START Document excerpt

Title: Titers of 'Ca. Liberibacter asiaticus' in Murraya paniculata and Murraya-reared Diaphorina citri are much lower than in citrus and citrus-reared psyllids Authors
Submitted to: HortScience
Publication Type: Peer Reviewed Journal
Publication Acceptance Date: August 7, 2012
Publication Date: August 30, 2012
Citation: Walter, A.J., Duan, Y., Hall, D.G. 2012. Titers of 'Ca. Liberibacter asiaticus' in Murraya paniculata and Murraya-reared Diaphorina citri are much lower than in citrus and citrus-reared psyllids. HortScience. 47:1449-1452. Interpretive Summary: Huanglongbing is a serious disease of citrus associated with the bacteria Candidatus Liberibacter asiaticus and vectored by the Asian citrus psyllid in Florida. Orange jasmine is a popular ornamental plant of concern because it can be an alternative host for both the insect vector and the bacteria. We compared the bacterial titers of orange jasmine bushes and orange trees grown in the same field and Asian citrus psyllid reared on infected orange jasmine or citrus. We found that infected orange jasmine plants have about 10,000 times fewer bacteria than infected orange trees and that psyllids reared on infected orange jasmine have about 10,000 times fewer bacteria than psyllids reared on infected citrus. These results show that orange jasmine may be resistant to the bacteria, and that it may not be an important source of the disease for citrus groves.
Technical Abstract: Huanglongbing, one of the most devastating diseases of citrus, is associated with the bacterium Candidatus Liberibacter asiaticus vectored by the Asian citrus psyllid, Diaphorina citri, in North America. Murraya paniculata is a common ornamental plant that is an alternate host of Ca. L. asiaticus and D. citri. We tested M. paniculata and Citrus sinensis grown in the same field for their titer of Ca. L. asiaticus. We also assayed D. citri from colonies on Ca. L. asiaticus-infected M. paniculata and Citrus sp. We found the bacterium in both plant species, but the titer was four orders of magnitude lower in M. paniculata than in Citrus. Psyllids reared on infected M. paniculata also carried bacterial titers four orders of magnitude lower than psyllids reared on infected Citrus sp. These observations question the importance of M. paniculata as a reservoir of huanglongbing and indicate resistance to huanglongbing in M. paniculata.

END Document excerpt

- [Assigned task]:
In the huanglongbing study summary, how many times fewer bacteria did infected orange jasmine plants have than infected orange trees? These entries have no connection to the huanglongbing study summary.

START Dataset

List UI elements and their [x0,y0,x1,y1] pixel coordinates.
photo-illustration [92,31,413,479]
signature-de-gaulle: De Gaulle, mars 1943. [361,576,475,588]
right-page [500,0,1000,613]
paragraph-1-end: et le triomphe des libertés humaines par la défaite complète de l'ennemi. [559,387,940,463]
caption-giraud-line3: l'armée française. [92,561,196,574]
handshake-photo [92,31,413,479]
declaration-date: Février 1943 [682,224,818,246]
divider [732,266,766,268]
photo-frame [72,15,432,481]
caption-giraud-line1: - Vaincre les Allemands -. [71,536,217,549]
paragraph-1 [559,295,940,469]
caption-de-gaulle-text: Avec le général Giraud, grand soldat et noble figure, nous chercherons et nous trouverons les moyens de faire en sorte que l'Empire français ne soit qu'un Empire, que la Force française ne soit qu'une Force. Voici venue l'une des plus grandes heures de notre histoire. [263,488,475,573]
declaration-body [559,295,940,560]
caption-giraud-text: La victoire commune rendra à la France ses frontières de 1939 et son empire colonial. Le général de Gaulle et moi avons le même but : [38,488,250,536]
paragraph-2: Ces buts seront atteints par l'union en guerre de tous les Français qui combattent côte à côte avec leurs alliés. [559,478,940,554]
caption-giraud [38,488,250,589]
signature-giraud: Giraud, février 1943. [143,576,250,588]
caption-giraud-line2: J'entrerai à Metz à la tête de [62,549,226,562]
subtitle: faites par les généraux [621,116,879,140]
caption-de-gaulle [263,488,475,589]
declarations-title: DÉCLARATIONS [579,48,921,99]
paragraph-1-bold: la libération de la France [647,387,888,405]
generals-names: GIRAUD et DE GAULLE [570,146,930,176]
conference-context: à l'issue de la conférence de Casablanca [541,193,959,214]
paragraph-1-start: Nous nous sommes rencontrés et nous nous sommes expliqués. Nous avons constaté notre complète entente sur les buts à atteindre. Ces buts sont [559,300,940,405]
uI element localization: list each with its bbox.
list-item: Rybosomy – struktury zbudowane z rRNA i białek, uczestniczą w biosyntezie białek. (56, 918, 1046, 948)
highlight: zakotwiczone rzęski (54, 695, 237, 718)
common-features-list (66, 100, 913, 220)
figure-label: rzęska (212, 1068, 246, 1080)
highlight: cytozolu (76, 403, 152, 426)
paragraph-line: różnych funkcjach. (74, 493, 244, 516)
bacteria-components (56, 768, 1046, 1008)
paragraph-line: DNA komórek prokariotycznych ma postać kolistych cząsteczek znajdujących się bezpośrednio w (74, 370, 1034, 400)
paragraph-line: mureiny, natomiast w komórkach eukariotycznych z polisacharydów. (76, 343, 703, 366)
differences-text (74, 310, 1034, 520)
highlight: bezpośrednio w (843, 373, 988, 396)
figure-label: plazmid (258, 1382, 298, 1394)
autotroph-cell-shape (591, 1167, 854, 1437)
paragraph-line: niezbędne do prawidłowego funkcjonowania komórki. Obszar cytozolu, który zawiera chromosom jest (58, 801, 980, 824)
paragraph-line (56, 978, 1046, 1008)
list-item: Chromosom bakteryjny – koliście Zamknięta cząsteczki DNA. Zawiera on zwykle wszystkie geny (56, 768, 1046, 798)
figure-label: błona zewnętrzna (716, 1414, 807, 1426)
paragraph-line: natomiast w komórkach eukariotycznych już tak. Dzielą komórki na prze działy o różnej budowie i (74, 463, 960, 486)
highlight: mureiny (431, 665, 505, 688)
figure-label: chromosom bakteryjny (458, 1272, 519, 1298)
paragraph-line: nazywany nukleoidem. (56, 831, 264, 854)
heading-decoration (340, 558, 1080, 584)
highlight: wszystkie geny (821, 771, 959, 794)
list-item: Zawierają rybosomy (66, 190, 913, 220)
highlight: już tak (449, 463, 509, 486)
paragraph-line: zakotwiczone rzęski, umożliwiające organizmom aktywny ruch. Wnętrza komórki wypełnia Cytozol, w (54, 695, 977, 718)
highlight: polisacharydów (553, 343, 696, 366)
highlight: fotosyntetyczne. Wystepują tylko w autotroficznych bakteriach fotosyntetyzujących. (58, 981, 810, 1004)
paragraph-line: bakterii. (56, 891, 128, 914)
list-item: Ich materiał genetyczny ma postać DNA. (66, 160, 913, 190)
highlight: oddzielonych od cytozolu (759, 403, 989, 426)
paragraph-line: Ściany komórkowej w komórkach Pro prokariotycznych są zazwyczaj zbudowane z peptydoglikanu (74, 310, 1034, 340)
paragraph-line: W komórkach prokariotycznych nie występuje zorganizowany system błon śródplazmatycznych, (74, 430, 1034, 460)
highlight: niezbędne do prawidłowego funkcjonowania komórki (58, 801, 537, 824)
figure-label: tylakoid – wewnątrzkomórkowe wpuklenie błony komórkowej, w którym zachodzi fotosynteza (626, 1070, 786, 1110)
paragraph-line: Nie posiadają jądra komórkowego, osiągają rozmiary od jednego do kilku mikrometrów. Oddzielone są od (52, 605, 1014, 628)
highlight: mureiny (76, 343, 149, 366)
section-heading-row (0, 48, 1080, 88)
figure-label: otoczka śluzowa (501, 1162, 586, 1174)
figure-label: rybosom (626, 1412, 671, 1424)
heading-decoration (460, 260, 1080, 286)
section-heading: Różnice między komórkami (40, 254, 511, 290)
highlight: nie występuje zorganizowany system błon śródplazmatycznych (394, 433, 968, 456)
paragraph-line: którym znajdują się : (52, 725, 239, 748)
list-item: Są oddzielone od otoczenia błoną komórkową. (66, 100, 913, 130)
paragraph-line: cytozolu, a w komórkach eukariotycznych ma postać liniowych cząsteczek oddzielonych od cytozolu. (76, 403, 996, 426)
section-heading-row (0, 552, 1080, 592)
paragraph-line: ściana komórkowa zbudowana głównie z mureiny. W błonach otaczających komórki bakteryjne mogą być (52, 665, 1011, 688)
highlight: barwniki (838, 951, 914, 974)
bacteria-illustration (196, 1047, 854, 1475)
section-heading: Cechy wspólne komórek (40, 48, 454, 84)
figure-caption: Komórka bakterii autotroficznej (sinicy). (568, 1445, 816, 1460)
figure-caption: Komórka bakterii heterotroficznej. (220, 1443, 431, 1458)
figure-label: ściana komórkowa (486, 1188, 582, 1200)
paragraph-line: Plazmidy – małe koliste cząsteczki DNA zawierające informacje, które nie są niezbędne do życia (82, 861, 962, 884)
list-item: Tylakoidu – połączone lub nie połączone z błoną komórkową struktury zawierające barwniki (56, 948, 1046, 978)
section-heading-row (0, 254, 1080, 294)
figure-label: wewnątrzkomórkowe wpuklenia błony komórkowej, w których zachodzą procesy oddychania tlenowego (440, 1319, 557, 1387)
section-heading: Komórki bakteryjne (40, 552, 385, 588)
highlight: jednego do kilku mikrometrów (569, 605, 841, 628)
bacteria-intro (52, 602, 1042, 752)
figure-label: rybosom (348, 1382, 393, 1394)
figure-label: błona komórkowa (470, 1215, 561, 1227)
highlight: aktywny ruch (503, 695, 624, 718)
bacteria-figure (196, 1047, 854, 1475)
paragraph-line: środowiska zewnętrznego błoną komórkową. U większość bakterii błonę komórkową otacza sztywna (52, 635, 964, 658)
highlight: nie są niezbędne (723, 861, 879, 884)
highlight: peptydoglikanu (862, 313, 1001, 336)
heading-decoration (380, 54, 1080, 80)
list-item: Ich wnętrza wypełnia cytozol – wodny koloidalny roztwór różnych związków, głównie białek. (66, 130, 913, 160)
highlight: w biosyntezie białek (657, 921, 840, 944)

END Dataset

- [Solution for this problem]:
About 10,000 times fewer.